Locate each line with the string "bokolo" in the listing below and copy it.

[Stored data entries]
begin
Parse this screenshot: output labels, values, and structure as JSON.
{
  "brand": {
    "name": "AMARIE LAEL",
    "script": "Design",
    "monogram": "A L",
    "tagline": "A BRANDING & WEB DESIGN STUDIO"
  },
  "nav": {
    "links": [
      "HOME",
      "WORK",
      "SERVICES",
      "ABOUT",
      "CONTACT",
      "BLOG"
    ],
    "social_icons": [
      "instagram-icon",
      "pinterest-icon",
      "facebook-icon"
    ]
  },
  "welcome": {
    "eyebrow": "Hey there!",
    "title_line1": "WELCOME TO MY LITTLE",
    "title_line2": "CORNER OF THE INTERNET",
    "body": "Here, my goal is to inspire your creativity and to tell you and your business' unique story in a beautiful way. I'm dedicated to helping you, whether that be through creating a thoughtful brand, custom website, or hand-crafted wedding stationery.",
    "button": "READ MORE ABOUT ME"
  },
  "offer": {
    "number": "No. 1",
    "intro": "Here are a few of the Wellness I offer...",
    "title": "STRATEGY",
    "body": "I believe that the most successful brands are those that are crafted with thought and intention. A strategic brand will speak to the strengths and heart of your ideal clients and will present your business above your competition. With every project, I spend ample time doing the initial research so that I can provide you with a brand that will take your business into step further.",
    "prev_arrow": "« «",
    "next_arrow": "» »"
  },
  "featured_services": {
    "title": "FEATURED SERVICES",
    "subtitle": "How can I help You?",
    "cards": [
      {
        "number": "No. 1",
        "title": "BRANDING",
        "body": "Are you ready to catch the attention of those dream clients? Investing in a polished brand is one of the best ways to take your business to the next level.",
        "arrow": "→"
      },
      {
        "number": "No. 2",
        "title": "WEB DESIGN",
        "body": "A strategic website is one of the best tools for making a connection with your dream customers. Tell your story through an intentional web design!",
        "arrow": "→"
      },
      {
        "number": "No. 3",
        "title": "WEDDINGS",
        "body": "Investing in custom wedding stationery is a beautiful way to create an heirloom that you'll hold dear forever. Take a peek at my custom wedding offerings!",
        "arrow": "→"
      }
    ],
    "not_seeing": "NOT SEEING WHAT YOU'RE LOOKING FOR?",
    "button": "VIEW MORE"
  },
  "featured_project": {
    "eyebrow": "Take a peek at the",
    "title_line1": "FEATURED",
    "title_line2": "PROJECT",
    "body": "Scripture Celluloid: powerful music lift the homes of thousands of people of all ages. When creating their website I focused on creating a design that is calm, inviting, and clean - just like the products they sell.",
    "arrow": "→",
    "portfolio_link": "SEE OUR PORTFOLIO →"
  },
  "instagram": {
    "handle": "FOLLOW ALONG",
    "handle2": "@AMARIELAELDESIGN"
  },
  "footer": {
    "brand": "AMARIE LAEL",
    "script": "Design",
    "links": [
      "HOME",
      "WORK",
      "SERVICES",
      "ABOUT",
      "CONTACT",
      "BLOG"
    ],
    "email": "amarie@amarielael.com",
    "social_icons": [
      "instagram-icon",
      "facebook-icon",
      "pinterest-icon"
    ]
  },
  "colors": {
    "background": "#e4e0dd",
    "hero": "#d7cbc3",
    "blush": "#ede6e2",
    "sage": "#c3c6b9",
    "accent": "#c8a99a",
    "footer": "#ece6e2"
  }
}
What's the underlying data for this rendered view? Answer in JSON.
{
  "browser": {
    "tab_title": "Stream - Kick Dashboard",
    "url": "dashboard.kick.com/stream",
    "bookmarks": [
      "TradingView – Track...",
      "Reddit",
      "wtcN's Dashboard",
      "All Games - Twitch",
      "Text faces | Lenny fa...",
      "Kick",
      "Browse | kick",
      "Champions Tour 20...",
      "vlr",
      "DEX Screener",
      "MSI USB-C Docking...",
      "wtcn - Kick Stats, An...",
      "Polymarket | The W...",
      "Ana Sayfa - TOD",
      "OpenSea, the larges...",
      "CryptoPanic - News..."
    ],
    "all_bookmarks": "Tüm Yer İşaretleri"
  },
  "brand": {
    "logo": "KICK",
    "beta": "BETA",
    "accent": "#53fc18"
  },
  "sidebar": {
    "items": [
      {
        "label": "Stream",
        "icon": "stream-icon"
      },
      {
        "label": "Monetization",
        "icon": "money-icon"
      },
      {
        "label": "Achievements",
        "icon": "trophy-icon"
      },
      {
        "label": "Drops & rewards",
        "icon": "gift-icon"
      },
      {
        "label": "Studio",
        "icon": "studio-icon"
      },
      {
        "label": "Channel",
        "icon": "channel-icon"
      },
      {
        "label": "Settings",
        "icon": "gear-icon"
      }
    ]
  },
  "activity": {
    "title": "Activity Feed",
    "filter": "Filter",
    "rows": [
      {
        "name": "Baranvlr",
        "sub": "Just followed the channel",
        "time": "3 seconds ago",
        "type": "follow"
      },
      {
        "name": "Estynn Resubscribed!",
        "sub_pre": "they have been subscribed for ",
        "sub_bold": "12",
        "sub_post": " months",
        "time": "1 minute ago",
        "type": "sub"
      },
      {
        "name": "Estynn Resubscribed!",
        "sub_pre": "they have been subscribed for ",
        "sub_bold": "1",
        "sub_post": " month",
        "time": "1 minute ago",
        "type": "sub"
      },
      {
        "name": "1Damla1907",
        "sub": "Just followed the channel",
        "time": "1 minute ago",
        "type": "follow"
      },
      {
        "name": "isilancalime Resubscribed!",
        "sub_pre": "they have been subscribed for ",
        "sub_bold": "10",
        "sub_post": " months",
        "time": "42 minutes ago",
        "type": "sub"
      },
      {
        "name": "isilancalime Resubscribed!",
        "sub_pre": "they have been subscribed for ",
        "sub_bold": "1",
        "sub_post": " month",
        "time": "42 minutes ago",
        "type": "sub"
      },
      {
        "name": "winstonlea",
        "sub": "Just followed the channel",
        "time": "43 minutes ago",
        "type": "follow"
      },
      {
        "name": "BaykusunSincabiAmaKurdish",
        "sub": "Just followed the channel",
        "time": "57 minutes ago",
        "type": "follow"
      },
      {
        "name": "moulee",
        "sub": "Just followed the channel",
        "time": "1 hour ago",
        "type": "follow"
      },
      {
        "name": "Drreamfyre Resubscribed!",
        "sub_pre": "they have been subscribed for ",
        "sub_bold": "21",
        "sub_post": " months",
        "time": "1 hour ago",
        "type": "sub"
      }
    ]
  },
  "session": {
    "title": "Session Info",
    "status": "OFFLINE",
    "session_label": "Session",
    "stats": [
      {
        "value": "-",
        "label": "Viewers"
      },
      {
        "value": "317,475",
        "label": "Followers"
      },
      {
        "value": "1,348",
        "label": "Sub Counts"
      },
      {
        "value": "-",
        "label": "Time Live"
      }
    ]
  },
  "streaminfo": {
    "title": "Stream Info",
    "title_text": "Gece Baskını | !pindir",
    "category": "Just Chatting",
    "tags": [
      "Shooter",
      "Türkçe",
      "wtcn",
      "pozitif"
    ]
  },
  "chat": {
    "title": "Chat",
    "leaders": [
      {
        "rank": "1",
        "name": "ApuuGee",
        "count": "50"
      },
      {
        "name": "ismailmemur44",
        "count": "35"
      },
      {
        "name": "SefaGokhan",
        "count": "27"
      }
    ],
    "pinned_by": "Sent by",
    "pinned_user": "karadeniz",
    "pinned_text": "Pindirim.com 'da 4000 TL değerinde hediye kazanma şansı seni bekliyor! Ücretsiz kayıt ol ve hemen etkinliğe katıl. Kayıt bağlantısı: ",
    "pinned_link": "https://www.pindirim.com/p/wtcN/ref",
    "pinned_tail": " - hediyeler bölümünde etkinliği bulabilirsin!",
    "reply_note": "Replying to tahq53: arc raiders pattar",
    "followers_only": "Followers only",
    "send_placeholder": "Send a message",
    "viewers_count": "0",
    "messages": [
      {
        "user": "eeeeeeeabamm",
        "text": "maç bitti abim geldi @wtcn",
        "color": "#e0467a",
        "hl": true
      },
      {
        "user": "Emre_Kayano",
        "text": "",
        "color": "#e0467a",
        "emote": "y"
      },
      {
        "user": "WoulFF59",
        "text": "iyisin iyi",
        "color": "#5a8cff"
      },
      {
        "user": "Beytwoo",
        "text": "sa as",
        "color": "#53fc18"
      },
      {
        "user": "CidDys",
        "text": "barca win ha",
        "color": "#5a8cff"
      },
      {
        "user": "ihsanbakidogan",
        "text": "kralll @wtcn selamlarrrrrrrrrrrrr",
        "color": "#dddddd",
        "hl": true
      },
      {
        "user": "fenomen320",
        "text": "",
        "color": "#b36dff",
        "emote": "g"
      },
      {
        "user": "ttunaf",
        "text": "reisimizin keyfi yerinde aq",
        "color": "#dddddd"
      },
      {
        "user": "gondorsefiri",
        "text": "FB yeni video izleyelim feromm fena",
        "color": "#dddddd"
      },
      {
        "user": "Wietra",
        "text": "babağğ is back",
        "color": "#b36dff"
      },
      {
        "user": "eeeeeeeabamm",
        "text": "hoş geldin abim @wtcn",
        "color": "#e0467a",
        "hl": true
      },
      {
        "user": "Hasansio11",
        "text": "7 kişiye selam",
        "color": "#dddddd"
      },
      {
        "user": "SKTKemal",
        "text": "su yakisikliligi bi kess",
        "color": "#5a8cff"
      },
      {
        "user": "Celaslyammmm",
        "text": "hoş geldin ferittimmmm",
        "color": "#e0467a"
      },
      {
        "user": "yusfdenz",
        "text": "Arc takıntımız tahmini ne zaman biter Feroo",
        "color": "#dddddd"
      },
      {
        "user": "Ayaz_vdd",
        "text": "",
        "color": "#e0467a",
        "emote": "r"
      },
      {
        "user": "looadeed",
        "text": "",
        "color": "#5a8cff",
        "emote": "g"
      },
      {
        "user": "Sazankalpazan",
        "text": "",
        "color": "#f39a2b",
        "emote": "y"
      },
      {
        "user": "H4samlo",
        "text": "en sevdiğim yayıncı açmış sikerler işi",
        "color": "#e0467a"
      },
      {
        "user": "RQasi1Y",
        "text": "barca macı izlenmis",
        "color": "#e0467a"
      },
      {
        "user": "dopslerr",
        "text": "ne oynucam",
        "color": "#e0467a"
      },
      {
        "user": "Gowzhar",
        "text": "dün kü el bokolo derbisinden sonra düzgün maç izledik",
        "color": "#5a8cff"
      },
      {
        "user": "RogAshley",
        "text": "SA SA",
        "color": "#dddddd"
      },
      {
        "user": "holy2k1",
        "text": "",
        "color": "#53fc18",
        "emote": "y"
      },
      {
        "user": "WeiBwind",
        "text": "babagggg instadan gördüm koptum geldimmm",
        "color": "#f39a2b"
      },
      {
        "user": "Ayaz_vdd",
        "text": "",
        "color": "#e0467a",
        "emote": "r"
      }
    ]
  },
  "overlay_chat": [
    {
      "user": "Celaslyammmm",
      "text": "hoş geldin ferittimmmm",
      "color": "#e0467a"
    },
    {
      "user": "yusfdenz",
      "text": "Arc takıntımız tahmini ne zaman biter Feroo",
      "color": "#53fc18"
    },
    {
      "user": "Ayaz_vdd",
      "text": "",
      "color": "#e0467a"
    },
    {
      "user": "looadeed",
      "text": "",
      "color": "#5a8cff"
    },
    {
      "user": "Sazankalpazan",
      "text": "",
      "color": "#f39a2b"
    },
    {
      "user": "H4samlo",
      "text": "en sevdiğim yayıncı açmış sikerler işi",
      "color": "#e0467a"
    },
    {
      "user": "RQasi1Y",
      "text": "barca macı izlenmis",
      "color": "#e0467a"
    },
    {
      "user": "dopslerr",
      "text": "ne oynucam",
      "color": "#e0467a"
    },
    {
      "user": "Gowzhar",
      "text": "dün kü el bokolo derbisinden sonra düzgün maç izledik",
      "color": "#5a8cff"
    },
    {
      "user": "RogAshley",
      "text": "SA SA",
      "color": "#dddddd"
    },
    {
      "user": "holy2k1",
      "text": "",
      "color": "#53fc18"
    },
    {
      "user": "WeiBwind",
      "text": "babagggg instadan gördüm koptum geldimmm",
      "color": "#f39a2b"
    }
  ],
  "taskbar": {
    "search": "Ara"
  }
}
end
* _Result_
        "text": "dün kü el bokolo derbisinden sonra düzgün maç izledik",
      "text": "dün kü el bokolo derbisinden sonra düzgün maç izledik",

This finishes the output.